(Passage shown):
Segment Open
Tuesday, November 03, 2015

Refugee influx turns Europe to the right

Paul Sheehan

An estimated 1.5 million immigrants and refugees will arrive in Europe this year, and the inundation is driving Europe to the anti-immigrant right in election after election.

For several years, the Canadian author Mark Steyn has been starkly pessimistic about Europe. He recently travelled to Europe to see what the immigration influx looked like. He began in Sweden, the most generous country to immigrants in Europe, and had barely arrived when he had an encounter, described on his website on September 29:

"I was looking forward to sitting back and enjoying the peace and quiet of Scandinavian First Class. But, just as I took my seat and settled in, a gaggle of 'refugees' swarmed in, young bearded men and a smaller number of covered women, the lads shooing away those first-class ticket holders not as nimble in securing their seats…

"They seemed to take it for granted that asylum in Europe should come with complimentary first-class travel … The conductor gave a shrug, the great universal shorthand for there's-nothing-I-can do."

What Europeans can do is vote, and, in the wake of more than a million immigrants arriving this year, their voting is showing a clear pattern:

Britain. In the general election of May 7, by far the biggest increase in votes since the 2010 election went to the UK Independence Party, up from 867,000 votes (3.5 per cent), to 3.9 million votes (12.7 per cent). UKIP is now the third force in English politics.
Segment Closed
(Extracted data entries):
Segment Open
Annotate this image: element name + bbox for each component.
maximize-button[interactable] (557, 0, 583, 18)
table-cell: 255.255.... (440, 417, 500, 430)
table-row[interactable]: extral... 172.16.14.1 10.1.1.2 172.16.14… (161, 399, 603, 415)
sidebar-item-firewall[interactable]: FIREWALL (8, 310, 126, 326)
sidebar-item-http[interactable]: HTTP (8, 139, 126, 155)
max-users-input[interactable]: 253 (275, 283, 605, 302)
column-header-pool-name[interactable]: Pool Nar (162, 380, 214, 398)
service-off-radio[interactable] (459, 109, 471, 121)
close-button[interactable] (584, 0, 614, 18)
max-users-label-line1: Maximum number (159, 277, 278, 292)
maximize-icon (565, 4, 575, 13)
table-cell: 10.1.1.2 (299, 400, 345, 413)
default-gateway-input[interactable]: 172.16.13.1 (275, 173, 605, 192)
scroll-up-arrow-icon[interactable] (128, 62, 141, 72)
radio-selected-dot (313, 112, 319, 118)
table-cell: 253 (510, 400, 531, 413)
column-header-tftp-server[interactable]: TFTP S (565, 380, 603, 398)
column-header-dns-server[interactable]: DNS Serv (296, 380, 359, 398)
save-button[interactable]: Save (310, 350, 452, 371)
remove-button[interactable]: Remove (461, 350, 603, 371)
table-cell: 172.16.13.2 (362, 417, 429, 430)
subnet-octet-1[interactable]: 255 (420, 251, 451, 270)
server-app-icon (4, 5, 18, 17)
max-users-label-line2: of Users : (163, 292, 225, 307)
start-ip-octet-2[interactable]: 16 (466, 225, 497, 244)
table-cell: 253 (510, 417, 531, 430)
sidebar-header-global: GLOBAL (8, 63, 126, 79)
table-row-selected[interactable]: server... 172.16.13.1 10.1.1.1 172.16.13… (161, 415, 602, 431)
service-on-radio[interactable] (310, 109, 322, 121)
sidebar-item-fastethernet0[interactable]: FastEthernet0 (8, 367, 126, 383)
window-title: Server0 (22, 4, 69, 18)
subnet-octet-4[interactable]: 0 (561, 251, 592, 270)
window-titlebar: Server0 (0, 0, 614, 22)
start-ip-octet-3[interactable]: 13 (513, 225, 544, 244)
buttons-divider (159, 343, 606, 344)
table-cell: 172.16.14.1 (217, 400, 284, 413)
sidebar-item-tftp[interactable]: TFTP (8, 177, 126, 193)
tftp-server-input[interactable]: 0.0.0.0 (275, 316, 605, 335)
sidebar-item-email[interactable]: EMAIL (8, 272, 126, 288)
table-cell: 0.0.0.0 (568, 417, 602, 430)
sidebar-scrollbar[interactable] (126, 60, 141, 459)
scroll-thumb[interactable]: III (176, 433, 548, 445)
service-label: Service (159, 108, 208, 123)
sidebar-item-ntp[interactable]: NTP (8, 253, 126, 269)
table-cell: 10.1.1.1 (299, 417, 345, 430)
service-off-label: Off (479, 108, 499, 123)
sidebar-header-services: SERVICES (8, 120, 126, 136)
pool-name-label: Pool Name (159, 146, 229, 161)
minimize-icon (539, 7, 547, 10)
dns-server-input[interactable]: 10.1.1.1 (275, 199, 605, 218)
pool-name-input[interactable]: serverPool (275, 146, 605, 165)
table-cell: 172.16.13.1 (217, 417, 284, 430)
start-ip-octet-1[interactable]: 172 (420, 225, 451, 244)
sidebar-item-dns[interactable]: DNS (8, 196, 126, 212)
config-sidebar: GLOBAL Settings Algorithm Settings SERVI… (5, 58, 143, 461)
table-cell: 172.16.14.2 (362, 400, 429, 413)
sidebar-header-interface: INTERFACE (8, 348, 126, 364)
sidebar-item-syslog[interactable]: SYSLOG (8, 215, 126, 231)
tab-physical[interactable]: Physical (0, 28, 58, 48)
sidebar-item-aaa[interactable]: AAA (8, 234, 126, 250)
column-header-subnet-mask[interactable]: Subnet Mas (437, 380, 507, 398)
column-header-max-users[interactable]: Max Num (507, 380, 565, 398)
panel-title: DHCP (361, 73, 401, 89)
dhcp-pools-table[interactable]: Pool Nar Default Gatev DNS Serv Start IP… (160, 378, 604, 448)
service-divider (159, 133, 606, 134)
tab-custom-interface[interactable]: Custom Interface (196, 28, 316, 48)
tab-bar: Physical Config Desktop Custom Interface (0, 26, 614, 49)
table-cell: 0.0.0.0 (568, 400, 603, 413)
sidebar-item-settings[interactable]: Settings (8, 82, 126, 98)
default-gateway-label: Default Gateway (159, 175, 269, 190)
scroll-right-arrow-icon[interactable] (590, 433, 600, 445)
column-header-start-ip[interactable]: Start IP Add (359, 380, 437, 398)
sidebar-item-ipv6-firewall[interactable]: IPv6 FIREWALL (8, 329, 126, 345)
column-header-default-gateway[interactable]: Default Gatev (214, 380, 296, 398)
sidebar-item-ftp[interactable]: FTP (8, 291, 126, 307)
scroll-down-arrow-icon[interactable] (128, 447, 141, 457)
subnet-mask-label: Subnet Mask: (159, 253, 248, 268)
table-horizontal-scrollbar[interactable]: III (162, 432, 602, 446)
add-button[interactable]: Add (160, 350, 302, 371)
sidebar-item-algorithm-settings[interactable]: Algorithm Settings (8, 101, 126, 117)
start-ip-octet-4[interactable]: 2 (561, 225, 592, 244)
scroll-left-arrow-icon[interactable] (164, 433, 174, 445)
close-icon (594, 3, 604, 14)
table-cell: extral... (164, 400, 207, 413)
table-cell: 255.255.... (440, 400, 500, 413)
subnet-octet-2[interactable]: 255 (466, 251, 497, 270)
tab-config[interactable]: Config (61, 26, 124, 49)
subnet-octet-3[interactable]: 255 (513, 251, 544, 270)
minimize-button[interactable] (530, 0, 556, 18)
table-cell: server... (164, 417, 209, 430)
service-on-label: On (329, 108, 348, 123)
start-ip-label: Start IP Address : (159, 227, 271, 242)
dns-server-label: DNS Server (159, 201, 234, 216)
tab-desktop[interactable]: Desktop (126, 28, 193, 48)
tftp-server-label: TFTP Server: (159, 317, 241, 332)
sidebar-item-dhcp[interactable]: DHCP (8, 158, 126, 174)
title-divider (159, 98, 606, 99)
Segment Closed
(Work instruction A):
Translate this sentence from the article on Europe's refugee influx into Spanish: "He recently travelled to Europe to see what the immigration influx looked like."
(Work instruction B):
According to the article on Europe's refugee influx, how many immigrants and refugees are estimated to arrive in Europe this year?
(Work instruction C):
Carry on the article on Europe's refugee influx from its last sentence.
These records were taken from a separate source.

(Your response A):
Recientemente viajó a Europa para ver cómo era la afluencia de inmigración.

(Your response B):
An estimated 1.5 million.

(Your response C):
France. Opinion polls show that the most supported politician in France is now Marine Le Pen, leader of the National Front, an anti-immigration, anti-Muslim, anti-European Union party. In national provincial elections in March, the National Front polled the second-highest number of votes, 25 per cent, behind the centre-right UMP, with 30 per cent. Their combined vote routed France's socialist parties. Le Pen will seek the presidency in 2017.

Denmark. In the national election on June 8, Denmark swung right and the Social Democrats lost power. The anti-Muslim Danish People's Party surged from 22 seats to 37, while the conservative Venstre party won the highest number of seats, 47, and formed government.

Netherlands. In the months since the immigrant influx, Holland's most strident critic of Islam, Geert​ Wilders, has become the country's most popular leader. His Party for Freedom (PVV), has polled an average 33.5 per cent in recent opinion polls, far more than any other party.

Switzerland. In the national election on October 20, the anti-immigration Swiss People's Party won the largest vote, with 29.4 per cent, a record for the party, giving it 65 seats in the 200-seat National Council. Coupled with a swing to the conservative Free Democratic Party, which finished third, Switzerland made a decisive tilt to the right.

Poland. Last Sunday, Poland turned right in the national election. The Law and Justice Party, which is anti-immigration, anti-Euro and sceptical of the European Union, won 39 per cent of the vote and formed government.

Austria. In the Styrian state election on May 31, the hard-line anti-immigration, anti-Muslim Freedom Party of Austria won a 16 per cent swing, to 27 per cent, just behind the first-placed Social Democrats.

Italy did elect a liberal president this year, but the country is still scarred by the excesses of the right-wing president Silvio Berlusconi. In Spain's regional elections, the left made big gains, but the right was in power during a recession.

What is driving the general lurch to the right is fear, a fear of rapid demographic change, high welfare costs, higher unemployment and declining social cohesion.

The epicentre of tension is Germany, where Chancellor Angela Merkel announced her government would accept 800,000 refugees from Syria this year alone. The subsequent inundation, with the majority of arrivals not Syrian, forced Germany to try to rescind its promise.

Too late. More than 500 arson attacks have occurred in Germany this year targeting housing designated for refugees.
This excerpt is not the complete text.